#### Exercise input ####

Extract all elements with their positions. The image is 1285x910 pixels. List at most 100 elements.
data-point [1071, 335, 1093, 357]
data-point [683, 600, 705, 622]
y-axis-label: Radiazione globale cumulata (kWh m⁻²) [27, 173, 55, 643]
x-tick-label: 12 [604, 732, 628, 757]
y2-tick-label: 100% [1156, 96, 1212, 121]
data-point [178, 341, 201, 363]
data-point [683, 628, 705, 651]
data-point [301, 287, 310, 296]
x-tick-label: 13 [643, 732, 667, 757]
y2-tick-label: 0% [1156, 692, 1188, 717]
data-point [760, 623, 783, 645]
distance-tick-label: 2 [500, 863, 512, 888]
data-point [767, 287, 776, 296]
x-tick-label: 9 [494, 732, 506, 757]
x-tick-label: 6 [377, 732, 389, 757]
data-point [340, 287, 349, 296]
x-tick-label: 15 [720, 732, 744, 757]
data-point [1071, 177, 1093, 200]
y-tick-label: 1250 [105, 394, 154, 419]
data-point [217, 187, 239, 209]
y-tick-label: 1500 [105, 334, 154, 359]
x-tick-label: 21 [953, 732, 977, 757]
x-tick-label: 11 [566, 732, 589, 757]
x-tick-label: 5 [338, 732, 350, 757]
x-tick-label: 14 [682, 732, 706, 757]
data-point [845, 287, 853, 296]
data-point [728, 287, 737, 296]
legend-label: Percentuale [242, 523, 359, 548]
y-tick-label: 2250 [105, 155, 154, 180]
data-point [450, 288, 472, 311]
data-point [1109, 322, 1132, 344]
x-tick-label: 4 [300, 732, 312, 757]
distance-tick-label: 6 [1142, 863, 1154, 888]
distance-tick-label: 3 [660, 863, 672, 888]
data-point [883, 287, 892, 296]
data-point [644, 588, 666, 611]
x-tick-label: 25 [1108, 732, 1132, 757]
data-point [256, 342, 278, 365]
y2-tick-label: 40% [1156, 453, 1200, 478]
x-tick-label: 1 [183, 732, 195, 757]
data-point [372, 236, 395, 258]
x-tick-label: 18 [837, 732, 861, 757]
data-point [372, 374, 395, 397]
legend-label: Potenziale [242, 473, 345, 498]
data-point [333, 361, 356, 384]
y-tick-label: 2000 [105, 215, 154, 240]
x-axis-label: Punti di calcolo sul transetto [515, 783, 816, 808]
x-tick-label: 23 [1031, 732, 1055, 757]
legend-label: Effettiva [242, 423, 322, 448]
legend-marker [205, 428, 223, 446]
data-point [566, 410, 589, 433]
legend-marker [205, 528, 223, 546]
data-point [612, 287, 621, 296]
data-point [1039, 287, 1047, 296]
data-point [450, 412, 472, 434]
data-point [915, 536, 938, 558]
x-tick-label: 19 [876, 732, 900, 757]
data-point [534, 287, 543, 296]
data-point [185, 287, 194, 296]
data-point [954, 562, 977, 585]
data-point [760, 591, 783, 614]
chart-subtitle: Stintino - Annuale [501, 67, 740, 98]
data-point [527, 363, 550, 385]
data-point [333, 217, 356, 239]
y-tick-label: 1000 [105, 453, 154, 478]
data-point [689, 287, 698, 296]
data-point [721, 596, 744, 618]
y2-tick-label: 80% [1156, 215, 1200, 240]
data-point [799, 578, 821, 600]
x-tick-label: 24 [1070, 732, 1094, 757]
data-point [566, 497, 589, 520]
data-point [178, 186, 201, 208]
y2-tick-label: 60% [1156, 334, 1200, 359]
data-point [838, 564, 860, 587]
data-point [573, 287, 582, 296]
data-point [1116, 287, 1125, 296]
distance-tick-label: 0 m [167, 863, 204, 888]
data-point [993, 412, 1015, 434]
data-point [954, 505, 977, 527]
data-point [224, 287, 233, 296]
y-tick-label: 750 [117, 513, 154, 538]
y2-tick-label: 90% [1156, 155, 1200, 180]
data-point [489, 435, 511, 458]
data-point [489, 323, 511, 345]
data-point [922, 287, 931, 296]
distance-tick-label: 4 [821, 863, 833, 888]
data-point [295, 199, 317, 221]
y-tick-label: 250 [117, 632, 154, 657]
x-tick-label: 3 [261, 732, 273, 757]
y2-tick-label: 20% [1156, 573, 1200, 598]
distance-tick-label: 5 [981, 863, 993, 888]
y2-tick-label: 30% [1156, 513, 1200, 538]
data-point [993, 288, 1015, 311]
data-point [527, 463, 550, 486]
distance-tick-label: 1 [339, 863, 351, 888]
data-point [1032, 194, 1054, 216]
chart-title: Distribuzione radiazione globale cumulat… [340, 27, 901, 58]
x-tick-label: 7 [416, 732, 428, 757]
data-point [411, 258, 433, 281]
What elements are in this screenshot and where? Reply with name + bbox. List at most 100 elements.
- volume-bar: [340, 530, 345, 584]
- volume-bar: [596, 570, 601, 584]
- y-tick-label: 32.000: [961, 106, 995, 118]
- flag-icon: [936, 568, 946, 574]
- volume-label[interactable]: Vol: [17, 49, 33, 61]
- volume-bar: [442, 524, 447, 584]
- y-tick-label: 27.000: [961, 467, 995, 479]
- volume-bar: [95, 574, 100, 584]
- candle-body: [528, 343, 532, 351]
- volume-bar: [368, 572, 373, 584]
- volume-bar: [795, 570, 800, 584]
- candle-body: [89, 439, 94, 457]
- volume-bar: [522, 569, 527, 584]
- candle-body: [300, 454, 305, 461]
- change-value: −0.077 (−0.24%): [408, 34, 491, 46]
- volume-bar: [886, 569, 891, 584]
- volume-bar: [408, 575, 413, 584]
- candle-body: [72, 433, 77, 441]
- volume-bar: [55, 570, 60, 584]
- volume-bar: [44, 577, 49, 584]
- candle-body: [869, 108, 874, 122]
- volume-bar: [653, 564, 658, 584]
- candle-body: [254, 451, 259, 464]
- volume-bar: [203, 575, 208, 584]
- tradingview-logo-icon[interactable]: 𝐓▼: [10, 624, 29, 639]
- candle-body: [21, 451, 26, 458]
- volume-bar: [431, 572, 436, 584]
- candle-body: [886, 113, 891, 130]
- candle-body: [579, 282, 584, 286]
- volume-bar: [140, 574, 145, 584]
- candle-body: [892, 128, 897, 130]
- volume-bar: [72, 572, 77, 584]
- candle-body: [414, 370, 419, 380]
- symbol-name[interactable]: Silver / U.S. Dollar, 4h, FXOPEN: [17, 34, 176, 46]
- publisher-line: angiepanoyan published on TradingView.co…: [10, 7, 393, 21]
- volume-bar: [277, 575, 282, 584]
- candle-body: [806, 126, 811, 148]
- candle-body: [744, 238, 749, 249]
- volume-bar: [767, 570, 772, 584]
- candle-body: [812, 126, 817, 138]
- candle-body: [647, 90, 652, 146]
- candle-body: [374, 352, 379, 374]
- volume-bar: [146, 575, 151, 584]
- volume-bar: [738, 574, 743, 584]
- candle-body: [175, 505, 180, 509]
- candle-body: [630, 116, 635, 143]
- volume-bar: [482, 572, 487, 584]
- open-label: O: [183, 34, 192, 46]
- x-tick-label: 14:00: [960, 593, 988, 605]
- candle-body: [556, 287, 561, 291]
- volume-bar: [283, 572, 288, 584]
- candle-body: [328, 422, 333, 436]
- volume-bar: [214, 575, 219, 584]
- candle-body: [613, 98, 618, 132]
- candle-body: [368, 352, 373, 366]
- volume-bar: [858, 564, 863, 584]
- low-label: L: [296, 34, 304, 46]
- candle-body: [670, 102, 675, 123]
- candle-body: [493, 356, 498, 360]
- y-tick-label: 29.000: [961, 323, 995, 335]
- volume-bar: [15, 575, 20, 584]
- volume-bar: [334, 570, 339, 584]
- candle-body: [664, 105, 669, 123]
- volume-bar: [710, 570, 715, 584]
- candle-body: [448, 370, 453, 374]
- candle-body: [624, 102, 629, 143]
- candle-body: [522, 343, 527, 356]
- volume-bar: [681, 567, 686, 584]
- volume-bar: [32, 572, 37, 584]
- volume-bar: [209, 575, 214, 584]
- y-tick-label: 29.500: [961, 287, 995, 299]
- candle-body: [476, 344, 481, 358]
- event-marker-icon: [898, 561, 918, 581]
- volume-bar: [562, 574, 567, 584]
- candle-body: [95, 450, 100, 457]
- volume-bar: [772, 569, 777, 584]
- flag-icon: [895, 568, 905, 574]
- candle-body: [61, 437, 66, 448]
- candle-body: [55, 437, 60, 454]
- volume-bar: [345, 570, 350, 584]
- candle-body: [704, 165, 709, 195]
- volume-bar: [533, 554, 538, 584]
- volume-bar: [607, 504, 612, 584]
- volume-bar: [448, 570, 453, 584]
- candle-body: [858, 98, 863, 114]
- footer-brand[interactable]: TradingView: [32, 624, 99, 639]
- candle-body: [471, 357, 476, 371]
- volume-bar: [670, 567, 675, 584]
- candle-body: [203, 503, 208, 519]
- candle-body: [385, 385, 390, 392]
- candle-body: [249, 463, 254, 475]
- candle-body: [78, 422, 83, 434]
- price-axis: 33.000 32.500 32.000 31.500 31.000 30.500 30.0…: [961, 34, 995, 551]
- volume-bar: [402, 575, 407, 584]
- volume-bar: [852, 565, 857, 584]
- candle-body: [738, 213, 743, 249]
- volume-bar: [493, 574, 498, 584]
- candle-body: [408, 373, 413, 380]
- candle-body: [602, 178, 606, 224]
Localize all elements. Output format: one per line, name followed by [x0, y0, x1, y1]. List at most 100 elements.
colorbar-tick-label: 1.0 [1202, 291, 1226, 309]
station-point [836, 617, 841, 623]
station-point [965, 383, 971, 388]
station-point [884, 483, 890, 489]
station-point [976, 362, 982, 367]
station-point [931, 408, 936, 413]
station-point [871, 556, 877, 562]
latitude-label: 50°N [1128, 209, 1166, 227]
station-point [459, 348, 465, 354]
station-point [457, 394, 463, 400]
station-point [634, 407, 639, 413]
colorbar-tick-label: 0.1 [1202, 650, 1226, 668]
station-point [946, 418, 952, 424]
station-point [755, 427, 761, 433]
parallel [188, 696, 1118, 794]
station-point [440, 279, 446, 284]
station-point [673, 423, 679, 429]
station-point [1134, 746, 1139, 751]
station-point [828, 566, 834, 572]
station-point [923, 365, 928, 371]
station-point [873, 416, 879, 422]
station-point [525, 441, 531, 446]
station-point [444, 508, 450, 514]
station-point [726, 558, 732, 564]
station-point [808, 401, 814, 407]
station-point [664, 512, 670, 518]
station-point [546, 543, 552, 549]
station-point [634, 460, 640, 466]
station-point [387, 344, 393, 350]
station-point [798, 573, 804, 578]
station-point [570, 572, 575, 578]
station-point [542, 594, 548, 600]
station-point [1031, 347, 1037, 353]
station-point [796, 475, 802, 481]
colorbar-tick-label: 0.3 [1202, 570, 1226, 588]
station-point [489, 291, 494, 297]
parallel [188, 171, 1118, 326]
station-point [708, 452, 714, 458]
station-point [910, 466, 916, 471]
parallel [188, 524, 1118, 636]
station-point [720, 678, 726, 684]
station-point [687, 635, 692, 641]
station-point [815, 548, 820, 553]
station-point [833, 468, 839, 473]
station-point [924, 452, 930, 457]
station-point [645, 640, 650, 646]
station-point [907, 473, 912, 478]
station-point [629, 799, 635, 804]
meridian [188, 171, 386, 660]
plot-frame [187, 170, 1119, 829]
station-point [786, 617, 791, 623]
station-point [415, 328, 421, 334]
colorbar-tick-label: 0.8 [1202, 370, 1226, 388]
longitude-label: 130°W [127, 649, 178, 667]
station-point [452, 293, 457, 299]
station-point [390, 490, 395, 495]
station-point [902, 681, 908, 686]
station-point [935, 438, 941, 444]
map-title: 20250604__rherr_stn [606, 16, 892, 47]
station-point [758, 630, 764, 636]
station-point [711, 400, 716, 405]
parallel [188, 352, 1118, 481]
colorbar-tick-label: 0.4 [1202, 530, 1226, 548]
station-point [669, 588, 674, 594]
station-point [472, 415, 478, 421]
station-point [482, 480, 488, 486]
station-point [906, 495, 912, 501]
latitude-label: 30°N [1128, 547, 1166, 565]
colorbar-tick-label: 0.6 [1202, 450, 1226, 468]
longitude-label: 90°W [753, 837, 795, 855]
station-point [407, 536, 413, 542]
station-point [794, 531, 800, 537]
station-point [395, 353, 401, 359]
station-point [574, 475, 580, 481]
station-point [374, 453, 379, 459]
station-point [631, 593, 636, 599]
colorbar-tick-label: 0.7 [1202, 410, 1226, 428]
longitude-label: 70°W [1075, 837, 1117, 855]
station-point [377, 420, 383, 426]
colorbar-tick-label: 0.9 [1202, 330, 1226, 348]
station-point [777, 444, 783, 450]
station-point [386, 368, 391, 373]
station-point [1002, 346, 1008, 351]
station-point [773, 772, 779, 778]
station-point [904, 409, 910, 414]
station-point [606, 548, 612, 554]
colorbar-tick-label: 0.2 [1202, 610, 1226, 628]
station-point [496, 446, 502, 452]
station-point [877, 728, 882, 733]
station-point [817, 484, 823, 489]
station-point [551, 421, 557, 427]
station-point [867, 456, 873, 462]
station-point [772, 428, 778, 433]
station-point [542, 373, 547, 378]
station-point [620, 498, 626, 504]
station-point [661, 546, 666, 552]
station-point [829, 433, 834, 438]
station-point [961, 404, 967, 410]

####

§ Task instructions
Quote the lines from the first one through the line holding "data-point [1071, 177, 1093, 200]", inclusive, without changing anything.

§ Response below
Extract all elements with their positions. The image is 1285x910 pixels. List at most 100 elements.
data-point [1071, 335, 1093, 357]
data-point [683, 600, 705, 622]
y-axis-label: Radiazione globale cumulata (kWh m⁻²) [27, 173, 55, 643]
x-tick-label: 12 [604, 732, 628, 757]
y2-tick-label: 100% [1156, 96, 1212, 121]
data-point [178, 341, 201, 363]
data-point [683, 628, 705, 651]
data-point [301, 287, 310, 296]
x-tick-label: 13 [643, 732, 667, 757]
y2-tick-label: 0% [1156, 692, 1188, 717]
data-point [760, 623, 783, 645]
distance-tick-label: 2 [500, 863, 512, 888]
data-point [767, 287, 776, 296]
x-tick-label: 9 [494, 732, 506, 757]
x-tick-label: 6 [377, 732, 389, 757]
data-point [340, 287, 349, 296]
x-tick-label: 15 [720, 732, 744, 757]
data-point [1071, 177, 1093, 200]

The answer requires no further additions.